═════ Source passage ═════

    Don and others are right in noting that “cherrypicking” of quotes is a common practice used to support an author’s sometimes skewed or mistaken point of view. Mencken, Hitchens, Dawkins and other atheists frequently quoted from Scripture and other sacred writings to argue their cases, as do countless others. As has been said, “The Bible is an old fiddle on which you can play any tune.”

  • Paul Zummo says:

    I lament that we live in Hamilton’s America characterized by big central government with “implied” constitutional powers beyond those originally intended.

    Wrong. In fact, we are very much living in Jefferson’s America, but it’s the anti-tradition, utopian Progressive Thomas Jefferson. Hamilton was not the proponent of a leviathan state that his critics (and, I guess, some supporters) have made him out to be.

  • Joe Green says:

    Paul, I respectfully disagree. States’ rights, a linchpin of Jeffersonian democracy, have all but vanished. Once considered sovereign, the states, which are supposed to have all rights not reserved to the federal government, are subordinate to the federal government. This was the core of Hamilton’s national view.
═════ Information given ═════
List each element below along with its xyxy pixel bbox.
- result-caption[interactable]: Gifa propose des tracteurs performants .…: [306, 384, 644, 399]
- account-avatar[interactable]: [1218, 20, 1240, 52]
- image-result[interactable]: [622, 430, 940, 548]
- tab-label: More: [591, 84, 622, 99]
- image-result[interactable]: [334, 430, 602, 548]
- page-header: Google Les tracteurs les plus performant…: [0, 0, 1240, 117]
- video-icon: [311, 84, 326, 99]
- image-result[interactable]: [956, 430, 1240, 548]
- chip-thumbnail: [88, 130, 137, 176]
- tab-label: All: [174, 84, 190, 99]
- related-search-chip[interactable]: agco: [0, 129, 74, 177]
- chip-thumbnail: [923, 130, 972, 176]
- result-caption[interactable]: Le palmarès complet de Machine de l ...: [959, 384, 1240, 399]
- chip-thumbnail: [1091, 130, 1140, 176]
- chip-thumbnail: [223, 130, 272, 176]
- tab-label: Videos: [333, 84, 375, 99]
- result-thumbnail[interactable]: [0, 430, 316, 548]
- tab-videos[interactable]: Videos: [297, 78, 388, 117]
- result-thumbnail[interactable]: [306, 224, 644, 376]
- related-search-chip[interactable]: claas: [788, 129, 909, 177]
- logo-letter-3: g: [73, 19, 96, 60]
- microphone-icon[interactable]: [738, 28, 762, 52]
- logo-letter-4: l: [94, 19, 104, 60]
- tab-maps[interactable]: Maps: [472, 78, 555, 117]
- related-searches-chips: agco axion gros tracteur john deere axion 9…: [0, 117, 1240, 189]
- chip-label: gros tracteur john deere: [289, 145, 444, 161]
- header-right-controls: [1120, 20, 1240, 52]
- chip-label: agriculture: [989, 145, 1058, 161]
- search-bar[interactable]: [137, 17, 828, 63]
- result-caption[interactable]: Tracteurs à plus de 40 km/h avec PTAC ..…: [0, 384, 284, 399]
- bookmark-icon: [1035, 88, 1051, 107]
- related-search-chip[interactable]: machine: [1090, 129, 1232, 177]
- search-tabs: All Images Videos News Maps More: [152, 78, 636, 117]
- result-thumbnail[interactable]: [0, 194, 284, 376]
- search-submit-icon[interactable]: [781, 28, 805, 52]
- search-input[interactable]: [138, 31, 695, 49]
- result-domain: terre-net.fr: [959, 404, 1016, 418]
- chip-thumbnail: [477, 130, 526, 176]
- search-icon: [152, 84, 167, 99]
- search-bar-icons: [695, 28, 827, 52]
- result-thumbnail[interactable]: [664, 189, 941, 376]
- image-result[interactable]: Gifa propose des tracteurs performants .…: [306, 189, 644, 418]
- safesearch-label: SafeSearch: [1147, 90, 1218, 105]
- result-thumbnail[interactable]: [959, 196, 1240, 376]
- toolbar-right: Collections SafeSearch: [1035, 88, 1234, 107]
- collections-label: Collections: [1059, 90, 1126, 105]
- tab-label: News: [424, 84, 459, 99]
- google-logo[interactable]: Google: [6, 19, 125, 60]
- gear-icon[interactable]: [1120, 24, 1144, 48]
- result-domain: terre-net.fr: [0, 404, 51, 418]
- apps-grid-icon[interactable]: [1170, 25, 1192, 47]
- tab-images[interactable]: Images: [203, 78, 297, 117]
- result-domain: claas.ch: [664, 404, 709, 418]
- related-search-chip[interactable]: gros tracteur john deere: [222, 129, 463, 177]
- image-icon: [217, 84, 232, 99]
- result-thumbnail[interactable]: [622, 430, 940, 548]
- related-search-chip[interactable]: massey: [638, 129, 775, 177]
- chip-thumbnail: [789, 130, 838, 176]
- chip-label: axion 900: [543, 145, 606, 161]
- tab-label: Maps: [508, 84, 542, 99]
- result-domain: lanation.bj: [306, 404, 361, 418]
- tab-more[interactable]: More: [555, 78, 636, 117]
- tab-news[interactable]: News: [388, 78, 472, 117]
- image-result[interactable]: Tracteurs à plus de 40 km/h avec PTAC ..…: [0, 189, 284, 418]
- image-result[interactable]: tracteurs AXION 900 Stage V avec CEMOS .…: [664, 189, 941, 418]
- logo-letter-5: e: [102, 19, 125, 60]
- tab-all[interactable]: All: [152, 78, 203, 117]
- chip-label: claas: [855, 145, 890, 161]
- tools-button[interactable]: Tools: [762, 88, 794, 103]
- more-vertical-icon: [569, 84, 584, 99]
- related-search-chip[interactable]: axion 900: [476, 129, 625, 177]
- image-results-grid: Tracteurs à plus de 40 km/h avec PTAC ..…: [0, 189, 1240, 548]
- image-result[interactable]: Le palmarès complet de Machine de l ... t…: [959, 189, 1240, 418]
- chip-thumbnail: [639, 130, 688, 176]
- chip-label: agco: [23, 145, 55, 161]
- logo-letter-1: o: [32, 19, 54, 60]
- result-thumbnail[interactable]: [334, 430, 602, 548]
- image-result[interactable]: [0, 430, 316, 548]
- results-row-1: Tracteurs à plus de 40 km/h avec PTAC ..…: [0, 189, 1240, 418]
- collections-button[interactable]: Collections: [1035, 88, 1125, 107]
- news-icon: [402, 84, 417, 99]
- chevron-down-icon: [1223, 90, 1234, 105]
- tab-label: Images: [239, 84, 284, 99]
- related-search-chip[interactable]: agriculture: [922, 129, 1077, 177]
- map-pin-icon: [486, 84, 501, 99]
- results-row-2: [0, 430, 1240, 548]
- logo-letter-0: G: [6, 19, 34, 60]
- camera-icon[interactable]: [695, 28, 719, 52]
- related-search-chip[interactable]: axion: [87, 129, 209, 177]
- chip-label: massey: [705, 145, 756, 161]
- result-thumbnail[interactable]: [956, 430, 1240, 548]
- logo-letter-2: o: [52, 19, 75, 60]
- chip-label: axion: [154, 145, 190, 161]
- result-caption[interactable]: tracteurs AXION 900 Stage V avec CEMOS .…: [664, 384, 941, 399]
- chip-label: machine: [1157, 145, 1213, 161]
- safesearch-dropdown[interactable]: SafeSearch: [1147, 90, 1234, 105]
═════
__Task list__.
#1 In the comment thread on Hamilton and Jefferson, which atheists does the first comment name as quoting Scripture to argue their cases?
#2 Carry on the comment thread on Hamilton and Jefferson from the point where it stops.

__Answers in order__.
#1 Mencken, Hitchens, Dawkins

#2
  • Paul Zummo says:

    Joe, you have to separate the surface-level stuff from the deeper philosophy. Yes, Jefferson was an ardent states’ righter – in fact, his views on states rights can be considered extreme. But when you dig deep into Jefferson’s worldview, you have actually have the elements that lead to the creation of the leviathan state. Jefferson would have abhorred what has happened to state sovereignty, but in a greater sense its his very own philosophy that helped lead to this moment. And isn’t that the fundamental problem with the Progressive philosophy, namely, unintended consequences?

  • Paul Zummo says:

    Jefferson is easier to cherrypick than other figures since he had a vast correspondence throughout his life and he wasn’t the most consistent thinker to begin with.

    Very true. Thomas Jefferson left behind an enormous amount of correspondence, and over his life you can probably find him taking both sides of almost any issue. But I do think that it’s possible to sift through the totality of his writing and come to very firm conclusions as to where he generally stood.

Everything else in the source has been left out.